> **Stated goal**
Word for word, repeat the entries, minus the pictures.

BEGIN Entries supplied

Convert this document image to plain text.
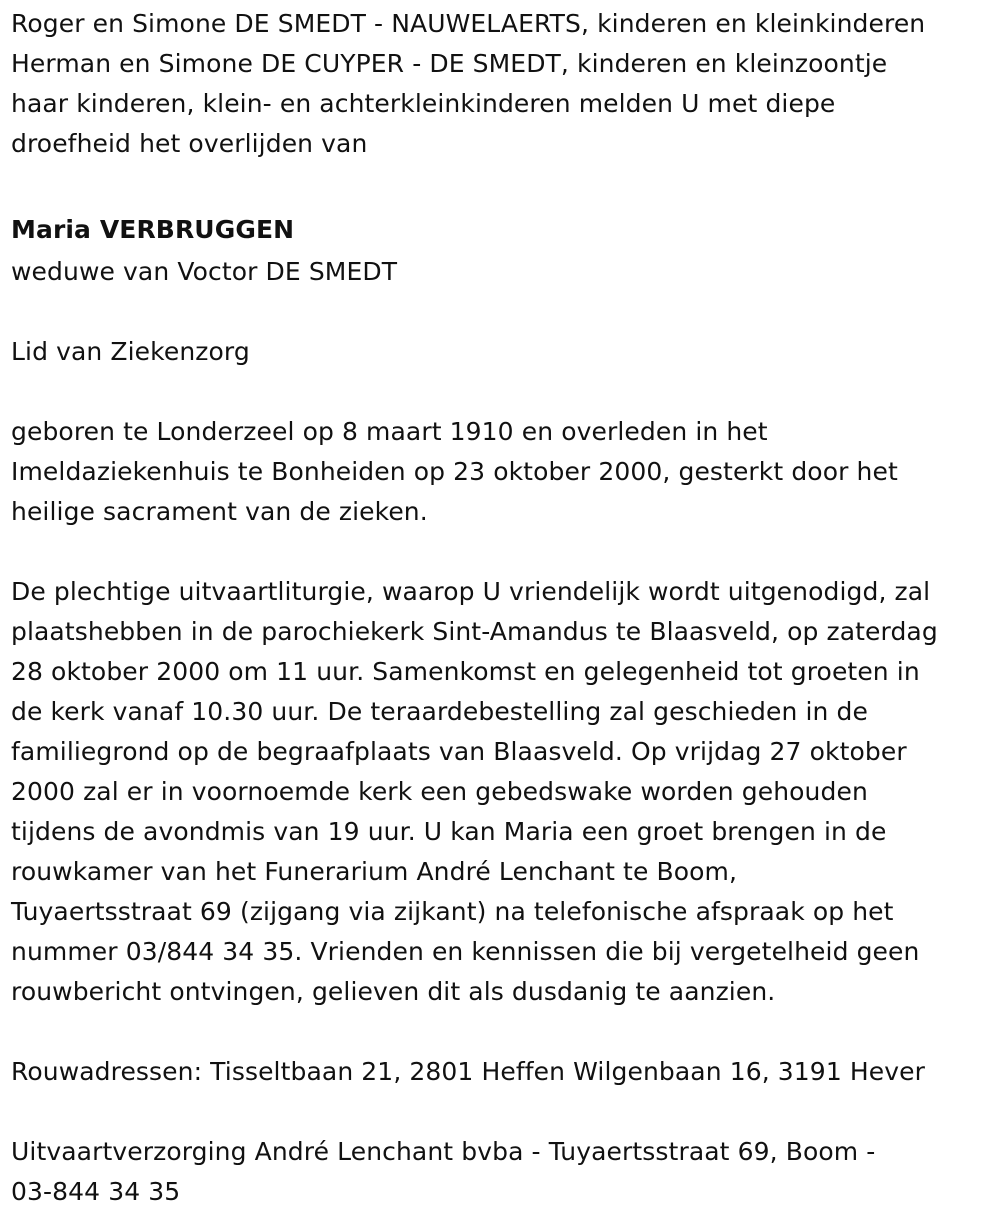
Roger en Simone DE SMEDT - NAUWELAERTS, kinderen en kleinkinderen
Herman en Simone DE CUYPER - DE SMEDT, kinderen en kleinzoontje
haar kinderen, klein- en achterkleinkinderen melden U met diepe
droefheid het overlijden van
Maria VERBRUGGEN
weduwe van Voctor DE SMEDT
Lid van Ziekenzorg
geboren te Londerzeel op 8 maart 1910 en overleden in het
Imeldaziekenhuis te Bonheiden op 23 oktober 2000, gesterkt door het
heilige sacrament van de zieken.
De plechtige uitvaartliturgie, waarop U vriendelijk wordt uitgenodigd, zal
plaatshebben in de parochiekerk Sint-Amandus te Blaasveld, op zaterdag
28 oktober 2000 om 11 uur. Samenkomst en gelegenheid tot groeten in
de kerk vanaf 10.30 uur. De teraardebestelling zal geschieden in de
familiegrond op de begraafplaats van Blaasveld. Op vrijdag 27 oktober
2000 zal er in voornoemde kerk een gebedswake worden gehouden
tijdens de avondmis van 19 uur. U kan Maria een groet brengen in de
rouwkamer van het Funerarium André Lenchant te Boom,
Tuyaertsstraat 69 (zijgang via zijkant) na telefonische afspraak op het
nummer 03/844 34 35. Vrienden en kennissen die bij vergetelheid geen
rouwbericht ontvingen, gelieven dit als dusdanig te aanzien.
Rouwadressen: Tisseltbaan 21, 2801 Heffen Wilgenbaan 16, 3191 Hever
Uitvaartverzorging André Lenchant bvba - Tuyaertsstraat 69, Boom -
03-844 34 35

END Entries supplied

> **Worked answer**
Convert this document image to plain text.
Roger en Simone DE SMEDT - NAUWELAERTS, kinderen en kleinkinderen
Herman en Simone DE CUYPER - DE SMEDT, kinderen en kleinzoontje
haar kinderen, klein- en achterkleinkinderen melden U met diepe
droefheid het overlijden van
Maria VERBRUGGEN
weduwe van Voctor DE SMEDT
Lid van Ziekenzorg
geboren te Londerzeel op 8 maart 1910 en overleden in het
Imeldaziekenhuis te Bonheiden op 23 oktober 2000, gesterkt door het
heilige sacrament van de zieken.
De plechtige uitvaartliturgie, waarop U vriendelijk wordt uitgenodigd, zal
plaatshebben in de parochiekerk Sint-Amandus te Blaasveld, op zaterdag
28 oktober 2000 om 11 uur. Samenkomst en gelegenheid tot groeten in
de kerk vanaf 10.30 uur. De teraardebestelling zal geschieden in de
familiegrond op de begraafplaats van Blaasveld. Op vrijdag 27 oktober
2000 zal er in voornoemde kerk een gebedswake worden gehouden
tijdens de avondmis van 19 uur. U kan Maria een groet brengen in de
rouwkamer van het Funerarium André Lenchant te Boom,
Tuyaertsstraat 69 (zijgang via zijkant) na telefonische afspraak op het
nummer 03/844 34 35. Vrienden en kennissen die bij vergetelheid geen
rouwbericht ontvingen, gelieven dit als dusdanig te aanzien.
Rouwadressen: Tisseltbaan 21, 2801 Heffen Wilgenbaan 16, 3191 Hever
Uitvaartverzorging André Lenchant bvba - Tuyaertsstraat 69, Boom -
03-844 34 35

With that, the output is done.